#### Exercise description:
Write only the number of lines in the records beneath that hold "enter".

-------- Data provided

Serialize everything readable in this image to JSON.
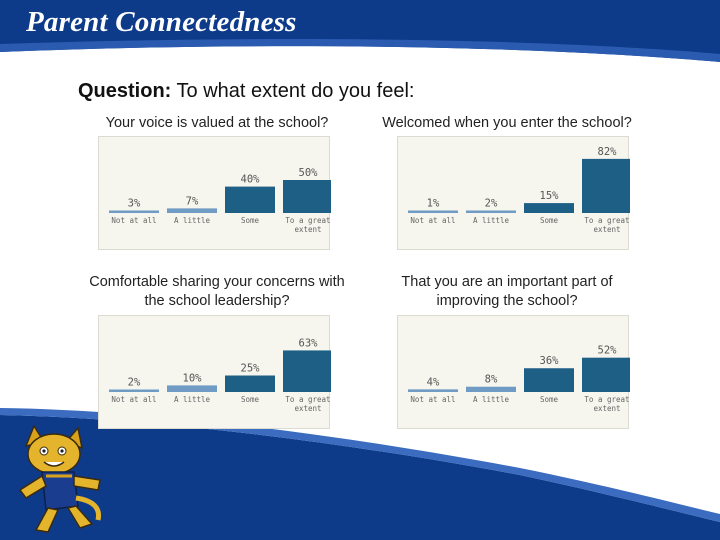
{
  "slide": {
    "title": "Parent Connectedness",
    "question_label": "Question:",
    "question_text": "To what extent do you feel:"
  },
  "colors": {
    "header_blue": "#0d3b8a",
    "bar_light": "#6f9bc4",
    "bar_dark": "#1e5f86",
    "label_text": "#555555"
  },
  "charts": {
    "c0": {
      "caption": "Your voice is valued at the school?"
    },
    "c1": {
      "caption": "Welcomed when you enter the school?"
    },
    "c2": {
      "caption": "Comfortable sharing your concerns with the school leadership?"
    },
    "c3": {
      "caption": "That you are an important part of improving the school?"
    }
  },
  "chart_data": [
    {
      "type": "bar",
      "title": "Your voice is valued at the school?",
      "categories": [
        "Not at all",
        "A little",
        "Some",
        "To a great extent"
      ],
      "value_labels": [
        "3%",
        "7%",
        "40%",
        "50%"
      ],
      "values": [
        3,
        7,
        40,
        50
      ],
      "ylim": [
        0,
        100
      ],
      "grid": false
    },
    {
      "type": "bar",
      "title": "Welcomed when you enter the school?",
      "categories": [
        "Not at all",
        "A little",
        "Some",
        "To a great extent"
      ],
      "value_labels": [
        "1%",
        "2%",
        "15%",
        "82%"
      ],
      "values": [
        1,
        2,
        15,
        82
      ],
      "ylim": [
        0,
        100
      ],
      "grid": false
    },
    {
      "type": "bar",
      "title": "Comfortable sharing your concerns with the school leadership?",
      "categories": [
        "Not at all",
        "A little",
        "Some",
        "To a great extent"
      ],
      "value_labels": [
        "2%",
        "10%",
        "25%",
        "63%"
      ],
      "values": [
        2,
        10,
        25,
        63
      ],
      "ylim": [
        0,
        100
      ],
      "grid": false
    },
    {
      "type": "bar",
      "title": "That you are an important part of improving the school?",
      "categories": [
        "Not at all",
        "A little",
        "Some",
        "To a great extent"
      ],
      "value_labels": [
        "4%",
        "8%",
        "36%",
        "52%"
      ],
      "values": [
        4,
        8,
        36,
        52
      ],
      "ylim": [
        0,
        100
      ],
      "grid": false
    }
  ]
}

----------------

#### Correct answer:
2